REQUIREMENT. Look over the lines below. Report each one that includes the string "Effect".

- - - - -

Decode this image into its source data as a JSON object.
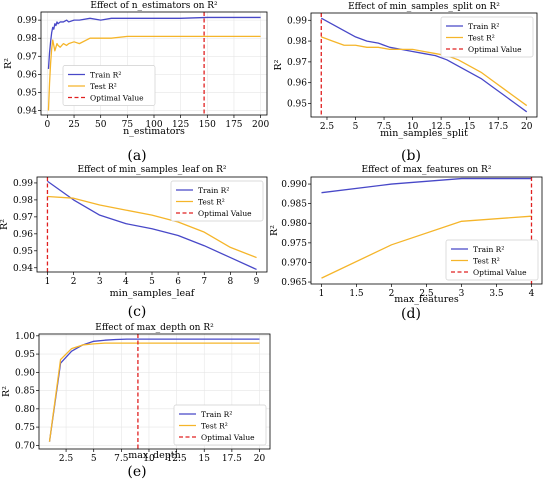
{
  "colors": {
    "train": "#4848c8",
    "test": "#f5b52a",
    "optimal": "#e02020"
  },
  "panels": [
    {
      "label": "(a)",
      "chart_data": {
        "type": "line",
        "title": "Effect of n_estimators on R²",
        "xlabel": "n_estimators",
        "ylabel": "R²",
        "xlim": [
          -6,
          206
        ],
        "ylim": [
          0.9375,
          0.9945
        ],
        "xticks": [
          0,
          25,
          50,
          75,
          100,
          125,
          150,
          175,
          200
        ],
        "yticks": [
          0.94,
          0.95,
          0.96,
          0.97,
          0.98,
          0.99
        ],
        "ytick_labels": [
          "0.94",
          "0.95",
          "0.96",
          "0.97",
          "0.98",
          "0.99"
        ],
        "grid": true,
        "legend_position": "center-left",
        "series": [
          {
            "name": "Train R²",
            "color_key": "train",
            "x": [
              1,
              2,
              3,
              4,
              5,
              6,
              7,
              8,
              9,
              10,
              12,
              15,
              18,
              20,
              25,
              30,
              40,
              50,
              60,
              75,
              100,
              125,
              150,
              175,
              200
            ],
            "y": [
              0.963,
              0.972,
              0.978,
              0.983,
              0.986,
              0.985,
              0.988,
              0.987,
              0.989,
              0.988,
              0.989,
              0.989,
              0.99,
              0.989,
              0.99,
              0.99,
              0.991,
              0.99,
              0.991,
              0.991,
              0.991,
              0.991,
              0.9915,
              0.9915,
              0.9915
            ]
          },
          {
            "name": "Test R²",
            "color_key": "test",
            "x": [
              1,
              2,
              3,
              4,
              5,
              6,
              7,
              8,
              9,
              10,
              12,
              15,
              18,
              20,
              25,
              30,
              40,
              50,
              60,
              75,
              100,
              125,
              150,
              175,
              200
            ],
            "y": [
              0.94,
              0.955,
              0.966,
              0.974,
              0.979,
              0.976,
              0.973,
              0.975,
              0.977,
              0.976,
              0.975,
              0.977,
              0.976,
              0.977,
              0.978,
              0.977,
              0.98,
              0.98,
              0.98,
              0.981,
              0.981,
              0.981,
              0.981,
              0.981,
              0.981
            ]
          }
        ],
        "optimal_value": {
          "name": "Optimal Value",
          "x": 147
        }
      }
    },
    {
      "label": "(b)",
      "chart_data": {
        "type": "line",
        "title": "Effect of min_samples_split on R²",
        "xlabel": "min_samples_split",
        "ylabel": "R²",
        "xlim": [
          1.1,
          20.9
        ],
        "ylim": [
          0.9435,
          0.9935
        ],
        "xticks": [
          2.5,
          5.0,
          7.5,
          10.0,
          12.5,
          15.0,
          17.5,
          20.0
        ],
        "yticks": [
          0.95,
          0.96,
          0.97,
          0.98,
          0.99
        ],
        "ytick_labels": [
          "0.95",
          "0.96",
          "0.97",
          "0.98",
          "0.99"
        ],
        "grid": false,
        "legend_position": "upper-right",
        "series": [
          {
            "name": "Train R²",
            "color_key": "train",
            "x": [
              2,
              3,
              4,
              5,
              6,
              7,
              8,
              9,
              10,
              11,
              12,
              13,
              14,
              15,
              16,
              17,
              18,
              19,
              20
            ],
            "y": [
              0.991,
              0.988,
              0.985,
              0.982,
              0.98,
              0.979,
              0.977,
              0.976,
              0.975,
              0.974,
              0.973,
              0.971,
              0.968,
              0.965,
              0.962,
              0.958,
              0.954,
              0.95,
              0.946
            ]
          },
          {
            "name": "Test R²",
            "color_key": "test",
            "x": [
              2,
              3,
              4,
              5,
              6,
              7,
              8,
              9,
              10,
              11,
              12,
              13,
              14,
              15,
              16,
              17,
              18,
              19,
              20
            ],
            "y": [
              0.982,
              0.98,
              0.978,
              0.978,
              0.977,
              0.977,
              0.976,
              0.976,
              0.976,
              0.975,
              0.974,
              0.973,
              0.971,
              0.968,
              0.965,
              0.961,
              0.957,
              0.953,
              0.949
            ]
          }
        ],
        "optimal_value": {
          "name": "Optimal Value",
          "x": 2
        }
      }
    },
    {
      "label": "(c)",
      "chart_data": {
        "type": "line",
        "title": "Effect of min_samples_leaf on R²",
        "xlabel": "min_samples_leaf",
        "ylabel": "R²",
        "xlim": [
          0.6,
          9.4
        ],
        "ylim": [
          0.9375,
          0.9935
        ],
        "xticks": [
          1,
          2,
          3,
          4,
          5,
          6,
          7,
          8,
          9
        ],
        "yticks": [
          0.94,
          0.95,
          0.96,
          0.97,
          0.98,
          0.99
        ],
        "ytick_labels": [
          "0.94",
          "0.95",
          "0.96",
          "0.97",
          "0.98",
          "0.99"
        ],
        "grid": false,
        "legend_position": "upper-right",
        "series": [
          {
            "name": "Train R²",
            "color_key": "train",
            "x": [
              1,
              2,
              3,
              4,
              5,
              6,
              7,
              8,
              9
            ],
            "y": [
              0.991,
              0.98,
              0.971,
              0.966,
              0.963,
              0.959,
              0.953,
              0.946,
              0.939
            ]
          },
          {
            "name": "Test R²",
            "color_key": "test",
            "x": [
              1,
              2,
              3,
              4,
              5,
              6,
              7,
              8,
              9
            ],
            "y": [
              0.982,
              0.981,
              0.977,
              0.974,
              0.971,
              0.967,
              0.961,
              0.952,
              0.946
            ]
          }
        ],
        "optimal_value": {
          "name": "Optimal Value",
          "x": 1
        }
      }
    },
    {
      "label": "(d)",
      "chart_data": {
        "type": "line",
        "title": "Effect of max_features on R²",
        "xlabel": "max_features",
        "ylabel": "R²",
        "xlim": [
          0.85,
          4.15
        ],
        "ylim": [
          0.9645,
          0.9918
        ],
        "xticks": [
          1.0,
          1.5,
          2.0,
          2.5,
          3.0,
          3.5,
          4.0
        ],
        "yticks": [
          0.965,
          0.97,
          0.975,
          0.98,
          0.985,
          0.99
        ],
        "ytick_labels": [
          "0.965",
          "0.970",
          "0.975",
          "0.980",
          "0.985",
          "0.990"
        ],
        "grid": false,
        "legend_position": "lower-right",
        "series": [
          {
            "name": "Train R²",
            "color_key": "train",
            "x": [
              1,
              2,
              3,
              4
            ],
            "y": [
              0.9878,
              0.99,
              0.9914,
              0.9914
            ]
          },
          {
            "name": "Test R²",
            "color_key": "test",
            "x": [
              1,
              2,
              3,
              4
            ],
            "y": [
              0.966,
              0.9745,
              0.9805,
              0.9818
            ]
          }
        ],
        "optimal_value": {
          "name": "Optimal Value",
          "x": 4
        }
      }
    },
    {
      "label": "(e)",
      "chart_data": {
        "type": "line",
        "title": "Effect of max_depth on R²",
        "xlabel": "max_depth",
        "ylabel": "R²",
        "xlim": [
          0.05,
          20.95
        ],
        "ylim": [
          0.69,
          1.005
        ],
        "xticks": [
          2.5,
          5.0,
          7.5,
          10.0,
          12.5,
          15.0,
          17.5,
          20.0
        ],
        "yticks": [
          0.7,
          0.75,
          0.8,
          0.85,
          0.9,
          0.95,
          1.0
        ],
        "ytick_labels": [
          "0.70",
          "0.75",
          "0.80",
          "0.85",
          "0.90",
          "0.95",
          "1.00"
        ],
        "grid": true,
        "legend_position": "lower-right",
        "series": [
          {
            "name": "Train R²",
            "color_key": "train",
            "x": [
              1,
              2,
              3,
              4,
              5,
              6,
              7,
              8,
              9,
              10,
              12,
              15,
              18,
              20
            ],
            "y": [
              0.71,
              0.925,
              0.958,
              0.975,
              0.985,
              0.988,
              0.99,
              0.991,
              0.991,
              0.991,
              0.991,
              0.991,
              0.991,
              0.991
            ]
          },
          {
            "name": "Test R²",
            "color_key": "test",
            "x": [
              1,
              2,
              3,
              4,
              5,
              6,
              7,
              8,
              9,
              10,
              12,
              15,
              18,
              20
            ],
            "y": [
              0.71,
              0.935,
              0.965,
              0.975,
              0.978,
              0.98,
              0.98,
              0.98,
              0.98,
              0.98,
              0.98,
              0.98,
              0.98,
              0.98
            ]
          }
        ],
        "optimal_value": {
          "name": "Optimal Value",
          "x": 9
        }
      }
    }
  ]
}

- - - - -

FULL RESPONSE.
        "title": "Effect of n_estimators on R²",
        "title": "Effect of min_samples_split on R²",
        "title": "Effect of min_samples_leaf on R²",
        "title": "Effect of max_features on R²",
        "title": "Effect of max_depth on R²",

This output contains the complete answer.